**MATERIAL SHOWN**
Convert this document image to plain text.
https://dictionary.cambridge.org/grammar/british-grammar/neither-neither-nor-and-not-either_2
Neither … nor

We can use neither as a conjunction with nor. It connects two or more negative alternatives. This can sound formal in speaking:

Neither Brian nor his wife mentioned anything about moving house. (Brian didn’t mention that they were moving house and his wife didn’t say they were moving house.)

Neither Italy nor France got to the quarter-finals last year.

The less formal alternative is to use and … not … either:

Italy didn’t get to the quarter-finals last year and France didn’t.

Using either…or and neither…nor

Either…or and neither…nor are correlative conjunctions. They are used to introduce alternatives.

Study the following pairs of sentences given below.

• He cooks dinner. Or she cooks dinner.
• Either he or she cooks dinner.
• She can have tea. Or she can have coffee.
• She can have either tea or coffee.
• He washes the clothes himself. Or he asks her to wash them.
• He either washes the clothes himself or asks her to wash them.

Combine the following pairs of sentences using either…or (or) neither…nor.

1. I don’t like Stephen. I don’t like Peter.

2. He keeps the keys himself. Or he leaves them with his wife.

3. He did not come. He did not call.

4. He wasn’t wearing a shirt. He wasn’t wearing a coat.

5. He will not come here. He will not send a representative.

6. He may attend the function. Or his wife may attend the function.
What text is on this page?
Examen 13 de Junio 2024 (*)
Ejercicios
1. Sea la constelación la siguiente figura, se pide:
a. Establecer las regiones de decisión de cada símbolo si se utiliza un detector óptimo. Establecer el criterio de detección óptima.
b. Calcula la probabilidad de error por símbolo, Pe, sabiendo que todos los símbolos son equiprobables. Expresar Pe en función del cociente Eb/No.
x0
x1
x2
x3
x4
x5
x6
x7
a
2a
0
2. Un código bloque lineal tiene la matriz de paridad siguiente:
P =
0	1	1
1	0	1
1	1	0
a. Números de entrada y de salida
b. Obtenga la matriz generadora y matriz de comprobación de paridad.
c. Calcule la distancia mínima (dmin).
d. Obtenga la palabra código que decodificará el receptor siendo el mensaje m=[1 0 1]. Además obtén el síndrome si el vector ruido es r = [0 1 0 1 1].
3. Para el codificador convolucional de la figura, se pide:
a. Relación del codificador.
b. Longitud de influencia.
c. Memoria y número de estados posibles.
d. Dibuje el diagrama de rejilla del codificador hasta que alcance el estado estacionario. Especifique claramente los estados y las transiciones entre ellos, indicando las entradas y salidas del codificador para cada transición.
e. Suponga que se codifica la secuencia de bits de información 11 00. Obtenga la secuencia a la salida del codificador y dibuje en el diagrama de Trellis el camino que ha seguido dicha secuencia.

**THE EXERCISE**
Using the listing above, show each line holding the string "código".

**TASK SOLUTION**
2. Un código bloque lineal tiene la matriz de paridad siguiente:
d. Obtenga la palabra código que decodificará el receptor siendo el mensaje m=[1 0 1]. Además obtén el síndrome si el vector ruido es r = [0 1 0 1 1].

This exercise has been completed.